= EXERCISE AIM =
Write out every entry exactly as it stands.

(Data records)

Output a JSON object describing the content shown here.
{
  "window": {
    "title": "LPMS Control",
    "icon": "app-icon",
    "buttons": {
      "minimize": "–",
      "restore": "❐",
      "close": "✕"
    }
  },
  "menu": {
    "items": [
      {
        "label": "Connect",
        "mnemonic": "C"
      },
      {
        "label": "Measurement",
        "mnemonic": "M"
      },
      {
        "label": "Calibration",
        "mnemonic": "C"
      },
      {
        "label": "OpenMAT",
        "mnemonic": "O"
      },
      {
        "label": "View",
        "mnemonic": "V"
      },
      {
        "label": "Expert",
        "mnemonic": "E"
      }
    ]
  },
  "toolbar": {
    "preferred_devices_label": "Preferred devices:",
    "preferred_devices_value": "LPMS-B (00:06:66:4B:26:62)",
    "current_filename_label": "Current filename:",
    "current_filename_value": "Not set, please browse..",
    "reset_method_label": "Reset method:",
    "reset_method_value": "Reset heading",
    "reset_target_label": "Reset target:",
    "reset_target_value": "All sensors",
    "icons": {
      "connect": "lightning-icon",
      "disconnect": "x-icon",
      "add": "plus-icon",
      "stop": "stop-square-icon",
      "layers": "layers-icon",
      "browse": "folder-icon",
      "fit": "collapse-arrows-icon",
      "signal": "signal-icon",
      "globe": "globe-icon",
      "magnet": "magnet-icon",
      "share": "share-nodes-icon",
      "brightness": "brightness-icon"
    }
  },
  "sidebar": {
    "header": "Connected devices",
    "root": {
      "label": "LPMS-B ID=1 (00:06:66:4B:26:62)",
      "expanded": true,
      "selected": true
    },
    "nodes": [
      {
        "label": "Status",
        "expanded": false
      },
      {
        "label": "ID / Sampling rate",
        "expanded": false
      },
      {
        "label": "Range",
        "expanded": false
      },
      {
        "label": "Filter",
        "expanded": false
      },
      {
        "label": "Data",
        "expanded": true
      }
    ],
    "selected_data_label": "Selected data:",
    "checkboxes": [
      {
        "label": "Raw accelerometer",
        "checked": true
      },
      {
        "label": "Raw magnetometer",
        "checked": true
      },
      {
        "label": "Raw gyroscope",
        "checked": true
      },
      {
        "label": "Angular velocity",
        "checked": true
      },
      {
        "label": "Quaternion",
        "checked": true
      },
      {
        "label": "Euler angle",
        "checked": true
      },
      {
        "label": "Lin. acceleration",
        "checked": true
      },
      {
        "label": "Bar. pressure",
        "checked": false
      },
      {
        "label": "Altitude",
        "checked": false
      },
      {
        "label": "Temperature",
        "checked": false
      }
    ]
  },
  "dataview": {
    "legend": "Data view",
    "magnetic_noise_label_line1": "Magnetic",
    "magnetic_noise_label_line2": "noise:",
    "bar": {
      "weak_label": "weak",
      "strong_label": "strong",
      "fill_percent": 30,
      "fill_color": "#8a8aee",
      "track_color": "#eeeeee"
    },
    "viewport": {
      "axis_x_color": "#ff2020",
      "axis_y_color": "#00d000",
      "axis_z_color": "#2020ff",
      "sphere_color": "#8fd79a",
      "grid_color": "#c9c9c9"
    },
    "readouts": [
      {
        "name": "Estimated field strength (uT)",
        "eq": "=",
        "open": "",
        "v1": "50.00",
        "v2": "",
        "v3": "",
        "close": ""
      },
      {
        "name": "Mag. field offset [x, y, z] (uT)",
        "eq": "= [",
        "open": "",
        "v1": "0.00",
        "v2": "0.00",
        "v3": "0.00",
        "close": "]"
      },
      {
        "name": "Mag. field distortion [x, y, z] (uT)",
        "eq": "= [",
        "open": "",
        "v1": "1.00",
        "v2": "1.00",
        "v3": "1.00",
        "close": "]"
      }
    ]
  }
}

= FINAL RESULT =
Output a JSON object describing the content shown here.
{
  "window": {
    "title": "LPMS Control",
    "icon": "app-icon",
    "buttons": {
      "minimize": "–",
      "restore": "❐",
      "close": "✕"
    }
  },
  "menu": {
    "items": [
      {
        "label": "Connect",
        "mnemonic": "C"
      },
      {
        "label": "Measurement",
        "mnemonic": "M"
      },
      {
        "label": "Calibration",
        "mnemonic": "C"
      },
      {
        "label": "OpenMAT",
        "mnemonic": "O"
      },
      {
        "label": "View",
        "mnemonic": "V"
      },
      {
        "label": "Expert",
        "mnemonic": "E"
      }
    ]
  },
  "toolbar": {
    "preferred_devices_label": "Preferred devices:",
    "preferred_devices_value": "LPMS-B (00:06:66:4B:26:62)",
    "current_filename_label": "Current filename:",
    "current_filename_value": "Not set, please browse..",
    "reset_method_label": "Reset method:",
    "reset_method_value": "Reset heading",
    "reset_target_label": "Reset target:",
    "reset_target_value": "All sensors",
    "icons": {
      "connect": "lightning-icon",
      "disconnect": "x-icon",
      "add": "plus-icon",
      "stop": "stop-square-icon",
      "layers": "layers-icon",
      "browse": "folder-icon",
      "fit": "collapse-arrows-icon",
      "signal": "signal-icon",
      "globe": "globe-icon",
      "magnet": "magnet-icon",
      "share": "share-nodes-icon",
      "brightness": "brightness-icon"
    }
  },
  "sidebar": {
    "header": "Connected devices",
    "root": {
      "label": "LPMS-B ID=1 (00:06:66:4B:26:62)",
      "expanded": true,
      "selected": true
    },
    "nodes": [
      {
        "label": "Status",
        "expanded": false
      },
      {
        "label": "ID / Sampling rate",
        "expanded": false
      },
      {
        "label": "Range",
        "expanded": false
      },
      {
        "label": "Filter",
        "expanded": false
      },
      {
        "label": "Data",
        "expanded": true
      }
    ],
    "selected_data_label": "Selected data:",
    "checkboxes": [
      {
        "label": "Raw accelerometer",
        "checked": true
      },
      {
        "label": "Raw magnetometer",
        "checked": true
      },
      {
        "label": "Raw gyroscope",
        "checked": true
      },
      {
        "label": "Angular velocity",
        "checked": true
      },
      {
        "label": "Quaternion",
        "checked": true
      },
      {
        "label": "Euler angle",
        "checked": true
      },
      {
        "label": "Lin. acceleration",
        "checked": true
      },
      {
        "label": "Bar. pressure",
        "checked": false
      },
      {
        "label": "Altitude",
        "checked": false
      },
      {
        "label": "Temperature",
        "checked": false
      }
    ]
  },
  "dataview": {
    "legend": "Data view",
    "magnetic_noise_label_line1": "Magnetic",
    "magnetic_noise_label_line2": "noise:",
    "bar": {
      "weak_label": "weak",
      "strong_label": "strong",
      "fill_percent": 30,
      "fill_color": "#8a8aee",
      "track_color": "#eeeeee"
    },
    "viewport": {
      "axis_x_color": "#ff2020",
      "axis_y_color": "#00d000",
      "axis_z_color": "#2020ff",
      "sphere_color": "#8fd79a",
      "grid_color": "#c9c9c9"
    },
    "readouts": [
      {
        "name": "Estimated field strength (uT)",
        "eq": "=",
        "open": "",
        "v1": "50.00",
        "v2": "",
        "v3": "",
        "close": ""
      },
      {
        "name": "Mag. field offset [x, y, z] (uT)",
        "eq": "= [",
        "open": "",
        "v1": "0.00",
        "v2": "0.00",
        "v3": "0.00",
        "close": "]"
      },
      {
        "name": "Mag. field distortion [x, y, z] (uT)",
        "eq": "= [",
        "open": "",
        "v1": "1.00",
        "v2": "1.00",
        "v3": "1.00",
        "close": "]"
      }
    ]
  }
}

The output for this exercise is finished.